● **Problem**:
Locate all lines with the word "name". Copy them.

● **Data provided**:

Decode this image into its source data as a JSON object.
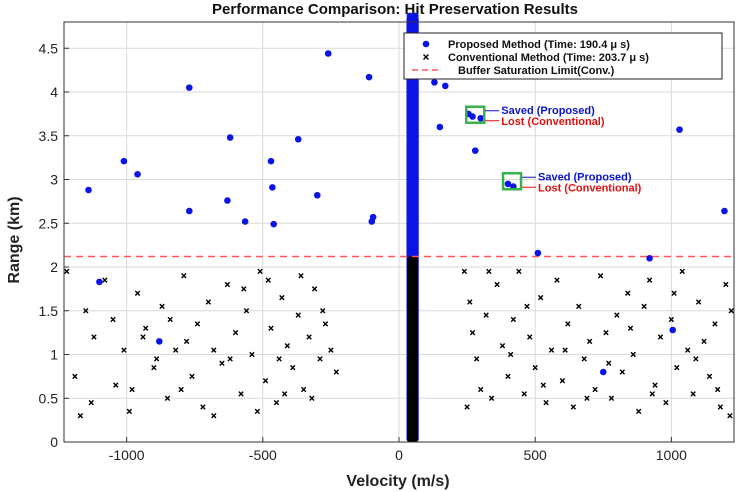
{
  "chart_data": {
    "type": "scatter",
    "title": "Performance Comparison: Hit Preservation Results",
    "xlabel": "Velocity (m/s)",
    "ylabel": "Range (km)",
    "xlim": [
      -1230,
      1230
    ],
    "ylim": [
      0,
      4.8
    ],
    "xticks": [
      -1000,
      -500,
      0,
      500,
      1000
    ],
    "yticks": [
      0,
      0.5,
      1,
      1.5,
      2,
      2.5,
      3,
      3.5,
      4,
      4.5
    ],
    "grid": true,
    "legend_position": "top-right",
    "colors": {
      "proposed": "#0a14e6",
      "conventional": "#000000",
      "limit": "#ff5a5a",
      "box": "#37b24d",
      "saved": "#0a14c8",
      "lost": "#e01010"
    },
    "series": [
      {
        "name": "Proposed Method (Time: 190.4 μ s)",
        "marker": "circle",
        "points": [
          [
            -1140,
            2.88
          ],
          [
            -1010,
            3.21
          ],
          [
            -960,
            3.06
          ],
          [
            -770,
            4.05
          ],
          [
            -770,
            2.64
          ],
          [
            -620,
            3.48
          ],
          [
            -630,
            2.76
          ],
          [
            -565,
            2.52
          ],
          [
            -470,
            3.21
          ],
          [
            -465,
            2.91
          ],
          [
            -460,
            2.49
          ],
          [
            -370,
            3.46
          ],
          [
            -300,
            2.82
          ],
          [
            -260,
            4.44
          ],
          [
            -110,
            4.17
          ],
          [
            -95,
            2.57
          ],
          [
            -100,
            2.52
          ],
          [
            40,
            4.87
          ],
          [
            60,
            4.87
          ],
          [
            130,
            4.11
          ],
          [
            170,
            4.07
          ],
          [
            150,
            3.6
          ],
          [
            255,
            3.75
          ],
          [
            270,
            3.72
          ],
          [
            300,
            3.7
          ],
          [
            280,
            3.33
          ],
          [
            400,
            2.95
          ],
          [
            420,
            2.92
          ],
          [
            510,
            2.16
          ],
          [
            920,
            2.1
          ],
          [
            1030,
            3.57
          ],
          [
            1195,
            2.64
          ],
          [
            -880,
            1.15
          ],
          [
            -1100,
            1.83
          ],
          [
            750,
            0.8
          ],
          [
            1005,
            1.28
          ]
        ]
      },
      {
        "name": "Conventional Method (Time: 203.7 μ s)",
        "marker": "x",
        "points": [
          [
            -1220,
            1.95
          ],
          [
            -1150,
            1.5
          ],
          [
            -1120,
            1.2
          ],
          [
            -1080,
            1.85
          ],
          [
            -1050,
            1.4
          ],
          [
            -1010,
            1.05
          ],
          [
            -980,
            0.6
          ],
          [
            -960,
            1.7
          ],
          [
            -930,
            1.3
          ],
          [
            -900,
            0.85
          ],
          [
            -870,
            1.55
          ],
          [
            -850,
            0.5
          ],
          [
            -820,
            1.05
          ],
          [
            -790,
            1.9
          ],
          [
            -760,
            0.75
          ],
          [
            -740,
            1.35
          ],
          [
            -720,
            0.4
          ],
          [
            -700,
            1.6
          ],
          [
            -680,
            1.05
          ],
          [
            -650,
            0.9
          ],
          [
            -630,
            1.8
          ],
          [
            -600,
            1.25
          ],
          [
            -580,
            0.55
          ],
          [
            -560,
            1.5
          ],
          [
            -540,
            1.0
          ],
          [
            -510,
            1.95
          ],
          [
            -490,
            0.7
          ],
          [
            -470,
            1.3
          ],
          [
            -450,
            0.45
          ],
          [
            -430,
            1.65
          ],
          [
            -410,
            1.1
          ],
          [
            -390,
            0.85
          ],
          [
            -370,
            1.45
          ],
          [
            -350,
            0.6
          ],
          [
            -330,
            1.2
          ],
          [
            -310,
            1.75
          ],
          [
            -290,
            0.95
          ],
          [
            -270,
            1.35
          ],
          [
            -250,
            1.05
          ],
          [
            -230,
            0.8
          ],
          [
            -1190,
            0.75
          ],
          [
            -1170,
            0.3
          ],
          [
            -1130,
            0.45
          ],
          [
            -1040,
            0.65
          ],
          [
            -990,
            0.35
          ],
          [
            -940,
            1.2
          ],
          [
            -890,
            0.95
          ],
          [
            -840,
            1.4
          ],
          [
            -800,
            0.6
          ],
          [
            -780,
            1.15
          ],
          [
            -680,
            0.3
          ],
          [
            -620,
            0.95
          ],
          [
            -570,
            1.75
          ],
          [
            -520,
            0.35
          ],
          [
            -480,
            1.85
          ],
          [
            -440,
            0.95
          ],
          [
            -420,
            0.55
          ],
          [
            -360,
            1.9
          ],
          [
            -320,
            0.5
          ],
          [
            -280,
            1.5
          ],
          [
            240,
            1.95
          ],
          [
            260,
            1.6
          ],
          [
            270,
            1.25
          ],
          [
            285,
            0.95
          ],
          [
            300,
            0.6
          ],
          [
            320,
            1.45
          ],
          [
            340,
            0.5
          ],
          [
            360,
            1.8
          ],
          [
            380,
            1.1
          ],
          [
            400,
            0.75
          ],
          [
            420,
            1.4
          ],
          [
            440,
            1.95
          ],
          [
            460,
            0.55
          ],
          [
            480,
            1.2
          ],
          [
            500,
            0.85
          ],
          [
            520,
            1.65
          ],
          [
            540,
            0.45
          ],
          [
            560,
            1.05
          ],
          [
            580,
            1.85
          ],
          [
            600,
            0.7
          ],
          [
            620,
            1.35
          ],
          [
            640,
            0.4
          ],
          [
            660,
            1.55
          ],
          [
            680,
            0.95
          ],
          [
            700,
            1.15
          ],
          [
            720,
            0.6
          ],
          [
            740,
            1.9
          ],
          [
            760,
            1.25
          ],
          [
            780,
            0.5
          ],
          [
            800,
            1.45
          ],
          [
            820,
            0.8
          ],
          [
            840,
            1.7
          ],
          [
            860,
            1.0
          ],
          [
            880,
            0.35
          ],
          [
            900,
            1.55
          ],
          [
            920,
            1.85
          ],
          [
            940,
            0.65
          ],
          [
            960,
            1.2
          ],
          [
            980,
            0.45
          ],
          [
            1000,
            1.4
          ],
          [
            1020,
            0.85
          ],
          [
            1040,
            1.95
          ],
          [
            1060,
            1.05
          ],
          [
            1080,
            0.55
          ],
          [
            1100,
            1.6
          ],
          [
            1120,
            1.15
          ],
          [
            1140,
            0.75
          ],
          [
            1160,
            1.35
          ],
          [
            1180,
            0.4
          ],
          [
            1200,
            1.8
          ],
          [
            1220,
            1.5
          ],
          [
            250,
            0.4
          ],
          [
            330,
            1.95
          ],
          [
            410,
            1.0
          ],
          [
            470,
            1.55
          ],
          [
            530,
            0.65
          ],
          [
            610,
            1.05
          ],
          [
            690,
            0.5
          ],
          [
            770,
            0.9
          ],
          [
            850,
            1.3
          ],
          [
            930,
            0.55
          ],
          [
            1010,
            1.7
          ],
          [
            1090,
            0.95
          ],
          [
            1170,
            0.6
          ],
          [
            1215,
            0.3
          ]
        ]
      },
      {
        "name": "Buffer Saturation Limit(Conv.)",
        "marker": "dashed-line",
        "y": 2.12
      }
    ],
    "bands": [
      {
        "series": "proposed",
        "x": 50,
        "width": 45,
        "y_from": 0,
        "y_to": 4.87
      },
      {
        "series": "conventional",
        "x": 50,
        "width": 40,
        "y_from": 0,
        "y_to": 2.12
      }
    ],
    "annotations": [
      {
        "x": 280,
        "y": 3.74,
        "saved": "Saved (Proposed)",
        "lost": "Lost (Conventional)"
      },
      {
        "x": 415,
        "y": 2.98,
        "saved": "Saved (Proposed)",
        "lost": "Lost (Conventional)"
      }
    ]
  }
}
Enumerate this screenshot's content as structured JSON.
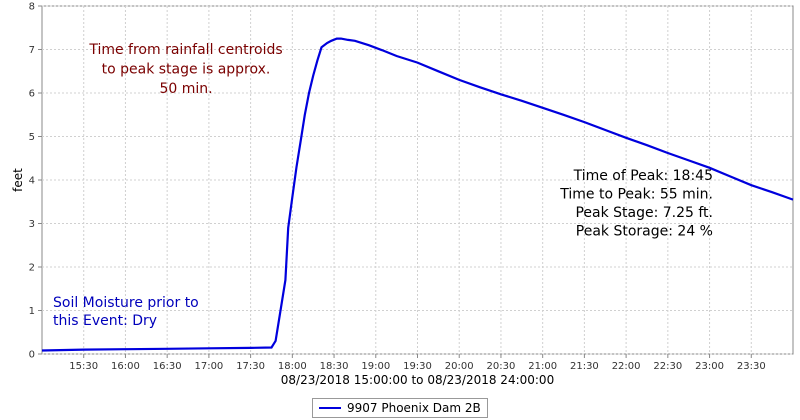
{
  "chart_data": {
    "type": "line",
    "ylabel": "feet",
    "xlabel": "08/23/2018 15:00:00 to 08/23/2018 24:00:00",
    "ylim": [
      0,
      8
    ],
    "yticks": [
      0,
      1,
      2,
      3,
      4,
      5,
      6,
      7,
      8
    ],
    "xlim": [
      "15:00",
      "24:00"
    ],
    "xticks": [
      "15:30",
      "16:00",
      "16:30",
      "17:00",
      "17:30",
      "18:00",
      "18:30",
      "19:00",
      "19:30",
      "20:00",
      "20:30",
      "21:00",
      "21:30",
      "22:00",
      "22:30",
      "23:00",
      "23:30"
    ],
    "grid": true,
    "legend_position": "bottom-center",
    "series": [
      {
        "name": "9907 Phoenix Dam 2B",
        "color": "#0000dd",
        "x": [
          "15:00",
          "15:30",
          "16:00",
          "16:30",
          "17:00",
          "17:30",
          "17:45",
          "17:48",
          "17:51",
          "17:55",
          "17:57",
          "18:00",
          "18:03",
          "18:06",
          "18:09",
          "18:12",
          "18:15",
          "18:18",
          "18:21",
          "18:25",
          "18:28",
          "18:32",
          "18:35",
          "18:40",
          "18:45",
          "18:55",
          "19:05",
          "19:15",
          "19:30",
          "19:45",
          "20:00",
          "20:15",
          "20:30",
          "20:45",
          "21:00",
          "21:15",
          "21:30",
          "21:45",
          "22:00",
          "22:15",
          "22:30",
          "22:45",
          "23:00",
          "23:15",
          "23:30",
          "23:45",
          "24:00"
        ],
        "y": [
          0.08,
          0.1,
          0.11,
          0.12,
          0.13,
          0.14,
          0.15,
          0.3,
          0.9,
          1.7,
          2.9,
          3.6,
          4.3,
          4.9,
          5.5,
          6.0,
          6.4,
          6.75,
          7.05,
          7.15,
          7.2,
          7.25,
          7.25,
          7.22,
          7.2,
          7.1,
          6.98,
          6.85,
          6.7,
          6.5,
          6.3,
          6.13,
          5.97,
          5.82,
          5.66,
          5.5,
          5.33,
          5.15,
          4.97,
          4.8,
          4.62,
          4.45,
          4.28,
          4.08,
          3.88,
          3.72,
          3.55
        ]
      }
    ],
    "annotations": [
      {
        "lines": [
          "Time from rainfall centroids",
          "to peak stage is approx.",
          "50 min."
        ],
        "color": "#7a0000",
        "align": "center"
      },
      {
        "lines": [
          "Time of Peak: 18:45",
          "Time to Peak: 55 min.",
          "Peak Stage: 7.25 ft.",
          "Peak Storage: 24 %"
        ],
        "color": "#000000",
        "align": "right"
      },
      {
        "lines": [
          "Soil Moisture prior to",
          "this Event: Dry"
        ],
        "color": "#0000bb",
        "align": "left"
      }
    ]
  }
}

● **Task output**:
        "name": "Proposed Method (Time: 190.4 μ s)",
        "name": "Conventional Method (Time: 203.7 μ s)",
        "name": "Buffer Saturation Limit(Conv.)",
        "name": "9907 Phoenix Dam 2B",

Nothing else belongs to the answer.